Dataset:
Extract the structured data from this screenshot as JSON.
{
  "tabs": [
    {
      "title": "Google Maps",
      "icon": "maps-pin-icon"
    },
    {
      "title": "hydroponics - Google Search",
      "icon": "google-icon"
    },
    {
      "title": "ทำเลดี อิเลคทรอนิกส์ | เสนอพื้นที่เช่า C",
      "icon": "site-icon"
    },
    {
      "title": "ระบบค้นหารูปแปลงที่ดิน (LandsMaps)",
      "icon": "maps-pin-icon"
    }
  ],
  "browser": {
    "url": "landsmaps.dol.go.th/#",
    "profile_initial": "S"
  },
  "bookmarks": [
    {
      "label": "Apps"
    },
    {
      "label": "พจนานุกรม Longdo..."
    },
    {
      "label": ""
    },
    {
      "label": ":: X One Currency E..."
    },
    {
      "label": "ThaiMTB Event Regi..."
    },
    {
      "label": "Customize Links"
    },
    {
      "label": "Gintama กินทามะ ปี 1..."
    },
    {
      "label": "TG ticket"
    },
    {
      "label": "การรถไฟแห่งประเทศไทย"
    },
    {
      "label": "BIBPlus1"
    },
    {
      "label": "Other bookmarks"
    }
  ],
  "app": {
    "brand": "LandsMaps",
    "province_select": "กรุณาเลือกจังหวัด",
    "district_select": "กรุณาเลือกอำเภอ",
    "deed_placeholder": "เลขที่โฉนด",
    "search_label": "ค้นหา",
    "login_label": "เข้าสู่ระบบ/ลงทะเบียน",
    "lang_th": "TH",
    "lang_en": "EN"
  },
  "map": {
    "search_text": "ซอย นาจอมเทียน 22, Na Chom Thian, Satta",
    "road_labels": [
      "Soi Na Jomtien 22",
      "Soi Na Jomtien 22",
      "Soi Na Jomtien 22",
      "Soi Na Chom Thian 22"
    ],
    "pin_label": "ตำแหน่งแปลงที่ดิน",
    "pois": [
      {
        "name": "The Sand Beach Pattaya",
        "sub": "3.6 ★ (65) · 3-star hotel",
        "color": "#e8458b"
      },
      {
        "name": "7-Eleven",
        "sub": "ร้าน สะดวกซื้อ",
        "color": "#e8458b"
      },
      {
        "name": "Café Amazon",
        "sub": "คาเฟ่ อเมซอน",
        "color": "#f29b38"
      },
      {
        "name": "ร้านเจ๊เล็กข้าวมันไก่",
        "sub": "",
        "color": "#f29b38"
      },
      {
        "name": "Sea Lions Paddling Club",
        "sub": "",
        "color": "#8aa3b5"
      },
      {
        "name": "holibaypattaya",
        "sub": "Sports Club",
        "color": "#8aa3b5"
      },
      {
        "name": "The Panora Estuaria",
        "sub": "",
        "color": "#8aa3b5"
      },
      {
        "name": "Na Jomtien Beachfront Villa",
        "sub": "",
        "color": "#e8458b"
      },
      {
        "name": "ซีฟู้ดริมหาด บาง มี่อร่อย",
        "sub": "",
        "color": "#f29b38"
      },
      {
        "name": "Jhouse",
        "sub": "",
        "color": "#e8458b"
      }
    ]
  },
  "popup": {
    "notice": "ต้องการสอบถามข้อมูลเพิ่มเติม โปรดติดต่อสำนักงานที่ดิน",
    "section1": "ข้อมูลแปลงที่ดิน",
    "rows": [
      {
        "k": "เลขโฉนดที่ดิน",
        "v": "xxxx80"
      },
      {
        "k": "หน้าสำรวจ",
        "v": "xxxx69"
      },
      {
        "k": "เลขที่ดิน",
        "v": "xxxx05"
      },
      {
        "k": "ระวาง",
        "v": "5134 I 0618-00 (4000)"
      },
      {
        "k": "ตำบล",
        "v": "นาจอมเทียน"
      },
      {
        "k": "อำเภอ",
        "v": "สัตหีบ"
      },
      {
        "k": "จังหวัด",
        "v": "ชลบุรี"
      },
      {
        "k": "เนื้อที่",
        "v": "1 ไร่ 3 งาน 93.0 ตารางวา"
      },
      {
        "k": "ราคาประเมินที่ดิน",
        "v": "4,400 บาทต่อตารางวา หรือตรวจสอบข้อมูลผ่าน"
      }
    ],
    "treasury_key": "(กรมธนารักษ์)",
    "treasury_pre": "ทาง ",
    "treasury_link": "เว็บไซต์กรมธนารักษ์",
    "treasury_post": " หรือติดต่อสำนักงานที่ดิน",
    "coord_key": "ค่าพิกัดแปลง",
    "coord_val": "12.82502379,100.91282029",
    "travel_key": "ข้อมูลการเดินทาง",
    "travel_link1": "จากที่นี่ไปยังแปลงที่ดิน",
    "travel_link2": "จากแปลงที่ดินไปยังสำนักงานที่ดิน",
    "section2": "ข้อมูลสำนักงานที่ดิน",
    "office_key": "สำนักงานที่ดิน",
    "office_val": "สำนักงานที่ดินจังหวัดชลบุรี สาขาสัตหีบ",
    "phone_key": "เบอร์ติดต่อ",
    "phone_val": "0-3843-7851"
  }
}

Exercise brief:
Produce an exact copy of all the records.

Complete response:
Extract the structured data from this screenshot as JSON.
{
  "tabs": [
    {
      "title": "Google Maps",
      "icon": "maps-pin-icon"
    },
    {
      "title": "hydroponics - Google Search",
      "icon": "google-icon"
    },
    {
      "title": "ทำเลดี อิเลคทรอนิกส์ | เสนอพื้นที่เช่า C",
      "icon": "site-icon"
    },
    {
      "title": "ระบบค้นหารูปแปลงที่ดิน (LandsMaps)",
      "icon": "maps-pin-icon"
    }
  ],
  "browser": {
    "url": "landsmaps.dol.go.th/#",
    "profile_initial": "S"
  },
  "bookmarks": [
    {
      "label": "Apps"
    },
    {
      "label": "พจนานุกรม Longdo..."
    },
    {
      "label": ""
    },
    {
      "label": ":: X One Currency E..."
    },
    {
      "label": "ThaiMTB Event Regi..."
    },
    {
      "label": "Customize Links"
    },
    {
      "label": "Gintama กินทามะ ปี 1..."
    },
    {
      "label": "TG ticket"
    },
    {
      "label": "การรถไฟแห่งประเทศไทย"
    },
    {
      "label": "BIBPlus1"
    },
    {
      "label": "Other bookmarks"
    }
  ],
  "app": {
    "brand": "LandsMaps",
    "province_select": "กรุณาเลือกจังหวัด",
    "district_select": "กรุณาเลือกอำเภอ",
    "deed_placeholder": "เลขที่โฉนด",
    "search_label": "ค้นหา",
    "login_label": "เข้าสู่ระบบ/ลงทะเบียน",
    "lang_th": "TH",
    "lang_en": "EN"
  },
  "map": {
    "search_text": "ซอย นาจอมเทียน 22, Na Chom Thian, Satta",
    "road_labels": [
      "Soi Na Jomtien 22",
      "Soi Na Jomtien 22",
      "Soi Na Jomtien 22",
      "Soi Na Chom Thian 22"
    ],
    "pin_label": "ตำแหน่งแปลงที่ดิน",
    "pois": [
      {
        "name": "The Sand Beach Pattaya",
        "sub": "3.6 ★ (65) · 3-star hotel",
        "color": "#e8458b"
      },
      {
        "name": "7-Eleven",
        "sub": "ร้าน สะดวกซื้อ",
        "color": "#e8458b"
      },
      {
        "name": "Café Amazon",
        "sub": "คาเฟ่ อเมซอน",
        "color": "#f29b38"
      },
      {
        "name": "ร้านเจ๊เล็กข้าวมันไก่",
        "sub": "",
        "color": "#f29b38"
      },
      {
        "name": "Sea Lions Paddling Club",
        "sub": "",
        "color": "#8aa3b5"
      },
      {
        "name": "holibaypattaya",
        "sub": "Sports Club",
        "color": "#8aa3b5"
      },
      {
        "name": "The Panora Estuaria",
        "sub": "",
        "color": "#8aa3b5"
      },
      {
        "name": "Na Jomtien Beachfront Villa",
        "sub": "",
        "color": "#e8458b"
      },
      {
        "name": "ซีฟู้ดริมหาด บาง มี่อร่อย",
        "sub": "",
        "color": "#f29b38"
      },
      {
        "name": "Jhouse",
        "sub": "",
        "color": "#e8458b"
      }
    ]
  },
  "popup": {
    "notice": "ต้องการสอบถามข้อมูลเพิ่มเติม โปรดติดต่อสำนักงานที่ดิน",
    "section1": "ข้อมูลแปลงที่ดิน",
    "rows": [
      {
        "k": "เลขโฉนดที่ดิน",
        "v": "xxxx80"
      },
      {
        "k": "หน้าสำรวจ",
        "v": "xxxx69"
      },
      {
        "k": "เลขที่ดิน",
        "v": "xxxx05"
      },
      {
        "k": "ระวาง",
        "v": "5134 I 0618-00 (4000)"
      },
      {
        "k": "ตำบล",
        "v": "นาจอมเทียน"
      },
      {
        "k": "อำเภอ",
        "v": "สัตหีบ"
      },
      {
        "k": "จังหวัด",
        "v": "ชลบุรี"
      },
      {
        "k": "เนื้อที่",
        "v": "1 ไร่ 3 งาน 93.0 ตารางวา"
      },
      {
        "k": "ราคาประเมินที่ดิน",
        "v": "4,400 บาทต่อตารางวา หรือตรวจสอบข้อมูลผ่าน"
      }
    ],
    "treasury_key": "(กรมธนารักษ์)",
    "treasury_pre": "ทาง ",
    "treasury_link": "เว็บไซต์กรมธนารักษ์",
    "treasury_post": " หรือติดต่อสำนักงานที่ดิน",
    "coord_key": "ค่าพิกัดแปลง",
    "coord_val": "12.82502379,100.91282029",
    "travel_key": "ข้อมูลการเดินทาง",
    "travel_link1": "จากที่นี่ไปยังแปลงที่ดิน",
    "travel_link2": "จากแปลงที่ดินไปยังสำนักงานที่ดิน",
    "section2": "ข้อมูลสำนักงานที่ดิน",
    "office_key": "สำนักงานที่ดิน",
    "office_val": "สำนักงานที่ดินจังหวัดชลบุรี สาขาสัตหีบ",
    "phone_key": "เบอร์ติดต่อ",
    "phone_val": "0-3843-7851"
  }
}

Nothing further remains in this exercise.